Items from a dataset:
▶
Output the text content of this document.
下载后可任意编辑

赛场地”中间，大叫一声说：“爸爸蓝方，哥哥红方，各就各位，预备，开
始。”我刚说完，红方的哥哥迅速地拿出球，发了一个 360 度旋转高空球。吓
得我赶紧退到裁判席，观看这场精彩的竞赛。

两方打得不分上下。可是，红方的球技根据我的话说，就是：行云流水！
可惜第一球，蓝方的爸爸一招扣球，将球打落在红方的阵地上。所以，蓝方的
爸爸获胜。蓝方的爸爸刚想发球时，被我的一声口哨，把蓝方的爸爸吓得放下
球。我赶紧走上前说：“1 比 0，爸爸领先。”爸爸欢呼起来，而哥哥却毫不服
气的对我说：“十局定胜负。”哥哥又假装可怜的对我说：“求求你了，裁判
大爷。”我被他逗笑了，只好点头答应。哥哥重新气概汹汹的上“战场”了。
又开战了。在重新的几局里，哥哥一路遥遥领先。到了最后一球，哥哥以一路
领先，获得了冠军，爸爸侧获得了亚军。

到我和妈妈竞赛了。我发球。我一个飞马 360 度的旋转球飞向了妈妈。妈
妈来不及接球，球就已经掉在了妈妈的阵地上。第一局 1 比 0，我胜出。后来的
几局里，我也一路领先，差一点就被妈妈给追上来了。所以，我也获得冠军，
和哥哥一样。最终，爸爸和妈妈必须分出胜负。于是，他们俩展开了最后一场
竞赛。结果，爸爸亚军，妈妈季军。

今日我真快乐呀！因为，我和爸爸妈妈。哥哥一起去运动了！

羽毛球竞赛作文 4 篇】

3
◀
### WHAT IS ASKED
Your task is to transcribe the listing above in full, exactly as given.

### THE ANSWER
Output the text content of this document.
下载后可任意编辑

赛场地”中间，大叫一声说：“爸爸蓝方，哥哥红方，各就各位，预备，开
始。”我刚说完，红方的哥哥迅速地拿出球，发了一个 360 度旋转高空球。吓
得我赶紧退到裁判席，观看这场精彩的竞赛。

两方打得不分上下。可是，红方的球技根据我的话说，就是：行云流水！
可惜第一球，蓝方的爸爸一招扣球，将球打落在红方的阵地上。所以，蓝方的
爸爸获胜。蓝方的爸爸刚想发球时，被我的一声口哨，把蓝方的爸爸吓得放下
球。我赶紧走上前说：“1 比 0，爸爸领先。”爸爸欢呼起来，而哥哥却毫不服
气的对我说：“十局定胜负。”哥哥又假装可怜的对我说：“求求你了，裁判
大爷。”我被他逗笑了，只好点头答应。哥哥重新气概汹汹的上“战场”了。
又开战了。在重新的几局里，哥哥一路遥遥领先。到了最后一球，哥哥以一路
领先，获得了冠军，爸爸侧获得了亚军。

到我和妈妈竞赛了。我发球。我一个飞马 360 度的旋转球飞向了妈妈。妈
妈来不及接球，球就已经掉在了妈妈的阵地上。第一局 1 比 0，我胜出。后来的
几局里，我也一路领先，差一点就被妈妈给追上来了。所以，我也获得冠军，
和哥哥一样。最终，爸爸和妈妈必须分出胜负。于是，他们俩展开了最后一场
竞赛。结果，爸爸亚军，妈妈季军。

今日我真快乐呀！因为，我和爸爸妈妈。哥哥一起去运动了！

羽毛球竞赛作文 4 篇】

3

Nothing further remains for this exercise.